%%

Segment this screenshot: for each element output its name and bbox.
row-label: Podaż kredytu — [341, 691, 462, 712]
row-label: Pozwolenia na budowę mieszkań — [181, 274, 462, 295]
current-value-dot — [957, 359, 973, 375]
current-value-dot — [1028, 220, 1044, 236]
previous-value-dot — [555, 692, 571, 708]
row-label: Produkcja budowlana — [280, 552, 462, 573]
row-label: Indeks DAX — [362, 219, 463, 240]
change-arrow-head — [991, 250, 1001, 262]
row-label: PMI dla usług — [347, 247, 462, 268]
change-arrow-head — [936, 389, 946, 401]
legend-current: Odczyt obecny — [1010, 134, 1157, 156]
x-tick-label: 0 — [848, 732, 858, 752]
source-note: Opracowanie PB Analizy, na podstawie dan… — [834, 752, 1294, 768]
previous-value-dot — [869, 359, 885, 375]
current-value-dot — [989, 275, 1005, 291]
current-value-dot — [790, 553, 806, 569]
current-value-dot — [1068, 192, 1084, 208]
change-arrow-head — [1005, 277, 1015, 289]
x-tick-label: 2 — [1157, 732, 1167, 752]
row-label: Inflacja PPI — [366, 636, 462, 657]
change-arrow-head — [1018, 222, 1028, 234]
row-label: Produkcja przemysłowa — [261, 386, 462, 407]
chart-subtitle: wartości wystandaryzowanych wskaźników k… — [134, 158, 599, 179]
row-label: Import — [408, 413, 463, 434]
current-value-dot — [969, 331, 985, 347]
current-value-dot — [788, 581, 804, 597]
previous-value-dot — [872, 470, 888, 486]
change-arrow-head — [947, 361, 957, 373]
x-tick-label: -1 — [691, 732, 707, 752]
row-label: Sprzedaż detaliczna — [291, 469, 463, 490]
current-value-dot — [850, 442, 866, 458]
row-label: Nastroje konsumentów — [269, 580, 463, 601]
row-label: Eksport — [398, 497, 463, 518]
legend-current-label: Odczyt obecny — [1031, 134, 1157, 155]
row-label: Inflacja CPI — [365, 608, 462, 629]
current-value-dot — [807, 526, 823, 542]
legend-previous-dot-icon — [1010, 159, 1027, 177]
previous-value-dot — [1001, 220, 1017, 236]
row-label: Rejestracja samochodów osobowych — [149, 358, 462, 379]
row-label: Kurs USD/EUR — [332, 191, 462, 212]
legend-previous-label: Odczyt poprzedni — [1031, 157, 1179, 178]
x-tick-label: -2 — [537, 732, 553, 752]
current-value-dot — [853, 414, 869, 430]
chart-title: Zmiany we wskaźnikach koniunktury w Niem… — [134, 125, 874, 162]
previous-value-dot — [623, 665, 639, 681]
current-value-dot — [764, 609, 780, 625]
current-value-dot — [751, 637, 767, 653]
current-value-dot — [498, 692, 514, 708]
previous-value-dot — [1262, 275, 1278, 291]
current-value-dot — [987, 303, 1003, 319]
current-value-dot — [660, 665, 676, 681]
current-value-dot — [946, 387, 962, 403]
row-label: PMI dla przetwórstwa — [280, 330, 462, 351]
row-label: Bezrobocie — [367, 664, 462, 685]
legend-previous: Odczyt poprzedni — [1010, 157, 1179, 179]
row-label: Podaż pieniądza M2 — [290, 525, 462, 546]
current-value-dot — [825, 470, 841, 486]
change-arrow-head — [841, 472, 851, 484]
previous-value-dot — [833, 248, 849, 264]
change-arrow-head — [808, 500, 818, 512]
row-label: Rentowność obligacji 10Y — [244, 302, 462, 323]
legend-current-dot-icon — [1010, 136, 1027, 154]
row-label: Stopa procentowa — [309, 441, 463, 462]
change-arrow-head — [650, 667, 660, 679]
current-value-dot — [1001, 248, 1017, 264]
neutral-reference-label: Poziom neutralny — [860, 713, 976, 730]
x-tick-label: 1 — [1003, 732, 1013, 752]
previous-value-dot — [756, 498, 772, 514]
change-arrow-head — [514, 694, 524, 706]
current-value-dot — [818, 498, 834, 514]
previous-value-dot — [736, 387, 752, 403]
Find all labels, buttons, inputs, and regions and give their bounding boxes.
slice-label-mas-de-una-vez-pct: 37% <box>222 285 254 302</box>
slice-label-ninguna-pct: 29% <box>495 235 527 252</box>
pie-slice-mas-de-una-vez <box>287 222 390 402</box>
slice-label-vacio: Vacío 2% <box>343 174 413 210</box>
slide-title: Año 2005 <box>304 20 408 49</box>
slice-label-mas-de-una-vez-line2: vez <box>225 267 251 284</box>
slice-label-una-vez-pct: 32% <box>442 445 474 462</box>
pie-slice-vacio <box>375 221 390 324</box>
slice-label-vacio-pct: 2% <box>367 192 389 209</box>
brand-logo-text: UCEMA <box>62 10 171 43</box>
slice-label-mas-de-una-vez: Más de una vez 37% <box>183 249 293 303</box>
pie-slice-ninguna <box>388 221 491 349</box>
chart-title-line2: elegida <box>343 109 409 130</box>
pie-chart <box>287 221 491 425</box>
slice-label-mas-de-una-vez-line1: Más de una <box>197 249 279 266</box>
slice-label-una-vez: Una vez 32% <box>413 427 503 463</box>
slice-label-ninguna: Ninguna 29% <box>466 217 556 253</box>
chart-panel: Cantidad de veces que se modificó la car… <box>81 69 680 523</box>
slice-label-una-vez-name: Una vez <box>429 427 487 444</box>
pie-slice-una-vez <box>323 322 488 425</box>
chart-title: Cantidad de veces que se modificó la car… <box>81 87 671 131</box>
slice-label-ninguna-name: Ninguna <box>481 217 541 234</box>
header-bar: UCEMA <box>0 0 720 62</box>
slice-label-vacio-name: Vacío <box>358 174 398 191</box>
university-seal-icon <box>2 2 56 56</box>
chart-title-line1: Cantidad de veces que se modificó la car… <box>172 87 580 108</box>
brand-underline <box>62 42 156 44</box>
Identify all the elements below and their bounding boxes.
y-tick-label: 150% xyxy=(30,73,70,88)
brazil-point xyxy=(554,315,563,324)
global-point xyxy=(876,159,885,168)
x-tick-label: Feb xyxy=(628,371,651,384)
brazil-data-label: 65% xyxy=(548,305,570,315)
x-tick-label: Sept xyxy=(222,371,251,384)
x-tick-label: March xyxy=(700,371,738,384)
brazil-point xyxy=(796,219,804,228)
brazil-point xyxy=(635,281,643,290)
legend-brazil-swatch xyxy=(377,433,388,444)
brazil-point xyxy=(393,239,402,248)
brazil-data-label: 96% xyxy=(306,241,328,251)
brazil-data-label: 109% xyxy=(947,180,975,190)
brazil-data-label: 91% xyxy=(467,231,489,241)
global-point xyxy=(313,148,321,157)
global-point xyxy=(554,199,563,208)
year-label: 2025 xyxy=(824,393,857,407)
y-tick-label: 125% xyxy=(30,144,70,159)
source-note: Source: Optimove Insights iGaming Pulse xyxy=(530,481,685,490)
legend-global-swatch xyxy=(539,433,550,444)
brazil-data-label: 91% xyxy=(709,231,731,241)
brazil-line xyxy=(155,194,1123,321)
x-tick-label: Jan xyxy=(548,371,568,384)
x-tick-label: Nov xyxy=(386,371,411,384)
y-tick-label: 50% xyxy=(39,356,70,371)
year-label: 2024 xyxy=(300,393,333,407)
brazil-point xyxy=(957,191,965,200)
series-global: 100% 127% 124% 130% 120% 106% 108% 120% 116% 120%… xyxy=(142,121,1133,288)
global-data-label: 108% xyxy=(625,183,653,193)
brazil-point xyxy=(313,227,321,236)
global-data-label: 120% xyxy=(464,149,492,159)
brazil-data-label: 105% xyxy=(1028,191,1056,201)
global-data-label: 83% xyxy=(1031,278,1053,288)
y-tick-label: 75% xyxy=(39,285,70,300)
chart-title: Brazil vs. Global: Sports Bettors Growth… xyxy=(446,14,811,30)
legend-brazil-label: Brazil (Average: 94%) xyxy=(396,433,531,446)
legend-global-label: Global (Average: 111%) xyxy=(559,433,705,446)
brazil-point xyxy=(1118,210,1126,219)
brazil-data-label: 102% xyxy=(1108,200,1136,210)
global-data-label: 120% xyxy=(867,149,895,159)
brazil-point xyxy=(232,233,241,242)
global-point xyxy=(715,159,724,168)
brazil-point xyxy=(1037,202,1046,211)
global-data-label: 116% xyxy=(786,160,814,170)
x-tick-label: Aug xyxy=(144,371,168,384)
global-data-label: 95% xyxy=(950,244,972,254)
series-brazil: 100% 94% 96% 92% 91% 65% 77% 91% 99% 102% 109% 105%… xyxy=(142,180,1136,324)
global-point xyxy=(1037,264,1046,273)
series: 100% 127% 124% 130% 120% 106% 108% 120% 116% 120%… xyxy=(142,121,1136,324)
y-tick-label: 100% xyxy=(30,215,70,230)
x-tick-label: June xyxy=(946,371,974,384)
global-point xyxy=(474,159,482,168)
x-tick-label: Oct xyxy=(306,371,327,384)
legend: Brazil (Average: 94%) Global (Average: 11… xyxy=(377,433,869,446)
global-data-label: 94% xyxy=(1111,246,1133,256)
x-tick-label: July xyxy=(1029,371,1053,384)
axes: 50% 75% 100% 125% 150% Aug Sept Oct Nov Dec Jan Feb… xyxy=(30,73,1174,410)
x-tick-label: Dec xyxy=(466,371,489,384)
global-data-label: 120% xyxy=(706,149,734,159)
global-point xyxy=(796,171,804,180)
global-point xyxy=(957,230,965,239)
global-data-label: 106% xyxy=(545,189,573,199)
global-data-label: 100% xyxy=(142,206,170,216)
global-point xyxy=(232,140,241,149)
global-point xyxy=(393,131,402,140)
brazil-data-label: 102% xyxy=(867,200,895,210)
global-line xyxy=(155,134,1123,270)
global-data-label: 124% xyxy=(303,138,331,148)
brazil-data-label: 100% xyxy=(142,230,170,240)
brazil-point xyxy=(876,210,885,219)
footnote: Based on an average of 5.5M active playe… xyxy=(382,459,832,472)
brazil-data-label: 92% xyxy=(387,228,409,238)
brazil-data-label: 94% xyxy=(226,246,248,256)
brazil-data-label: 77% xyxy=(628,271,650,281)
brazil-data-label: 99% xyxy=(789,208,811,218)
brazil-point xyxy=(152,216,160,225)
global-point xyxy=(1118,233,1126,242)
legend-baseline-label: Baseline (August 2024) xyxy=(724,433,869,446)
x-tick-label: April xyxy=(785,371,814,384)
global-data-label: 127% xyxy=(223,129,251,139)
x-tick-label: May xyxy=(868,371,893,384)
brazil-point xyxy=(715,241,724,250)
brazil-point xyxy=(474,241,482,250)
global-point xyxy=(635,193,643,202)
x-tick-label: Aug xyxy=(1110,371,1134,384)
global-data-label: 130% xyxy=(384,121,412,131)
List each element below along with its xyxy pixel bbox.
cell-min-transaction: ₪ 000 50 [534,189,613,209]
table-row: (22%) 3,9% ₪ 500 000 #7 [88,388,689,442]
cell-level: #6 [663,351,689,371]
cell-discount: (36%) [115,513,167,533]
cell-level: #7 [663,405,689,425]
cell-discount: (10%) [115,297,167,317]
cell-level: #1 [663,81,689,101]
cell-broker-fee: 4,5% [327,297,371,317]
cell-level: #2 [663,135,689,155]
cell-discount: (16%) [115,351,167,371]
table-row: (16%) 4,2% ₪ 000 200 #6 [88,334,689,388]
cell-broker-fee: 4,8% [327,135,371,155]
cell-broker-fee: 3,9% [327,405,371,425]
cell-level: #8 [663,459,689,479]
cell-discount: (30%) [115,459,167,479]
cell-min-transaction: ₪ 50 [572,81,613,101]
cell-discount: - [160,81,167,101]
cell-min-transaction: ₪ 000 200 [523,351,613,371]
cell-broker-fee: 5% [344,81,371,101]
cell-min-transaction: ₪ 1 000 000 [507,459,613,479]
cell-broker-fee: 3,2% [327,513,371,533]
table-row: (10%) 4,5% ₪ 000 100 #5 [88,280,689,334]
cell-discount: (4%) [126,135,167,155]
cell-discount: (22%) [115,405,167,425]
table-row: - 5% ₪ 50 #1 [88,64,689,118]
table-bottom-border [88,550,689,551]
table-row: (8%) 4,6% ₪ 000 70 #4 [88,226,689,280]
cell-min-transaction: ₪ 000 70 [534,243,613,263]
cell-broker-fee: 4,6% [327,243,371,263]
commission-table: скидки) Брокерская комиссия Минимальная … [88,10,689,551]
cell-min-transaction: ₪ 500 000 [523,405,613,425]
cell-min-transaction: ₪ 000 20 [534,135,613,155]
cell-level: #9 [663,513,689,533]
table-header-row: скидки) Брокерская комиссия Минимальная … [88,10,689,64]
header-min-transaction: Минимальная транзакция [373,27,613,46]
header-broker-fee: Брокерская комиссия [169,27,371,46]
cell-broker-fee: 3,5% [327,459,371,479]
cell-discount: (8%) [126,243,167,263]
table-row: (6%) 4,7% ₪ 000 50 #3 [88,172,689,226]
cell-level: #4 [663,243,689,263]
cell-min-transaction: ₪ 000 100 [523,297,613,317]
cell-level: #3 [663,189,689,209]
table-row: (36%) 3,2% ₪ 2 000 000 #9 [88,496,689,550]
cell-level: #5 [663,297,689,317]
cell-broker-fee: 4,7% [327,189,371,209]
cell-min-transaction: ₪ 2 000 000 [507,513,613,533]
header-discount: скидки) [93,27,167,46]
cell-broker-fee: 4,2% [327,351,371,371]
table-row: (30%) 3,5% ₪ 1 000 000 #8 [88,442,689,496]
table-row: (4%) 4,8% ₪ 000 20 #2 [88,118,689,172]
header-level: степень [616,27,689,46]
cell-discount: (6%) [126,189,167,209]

%%

# [WHAT IS BEING ASKED]
Can you reproduce, word for word, the lines of the listing above from its first line through the line containing "previous-value-dot — [555, 692, 571, 708]", both included, and nothing else?

# [SOLUTION BELOW]
Segment this screenshot: for each element output its name and bbox.
row-label: Podaż kredytu — [341, 691, 462, 712]
row-label: Pozwolenia na budowę mieszkań — [181, 274, 462, 295]
current-value-dot — [957, 359, 973, 375]
current-value-dot — [1028, 220, 1044, 236]
previous-value-dot — [555, 692, 571, 708]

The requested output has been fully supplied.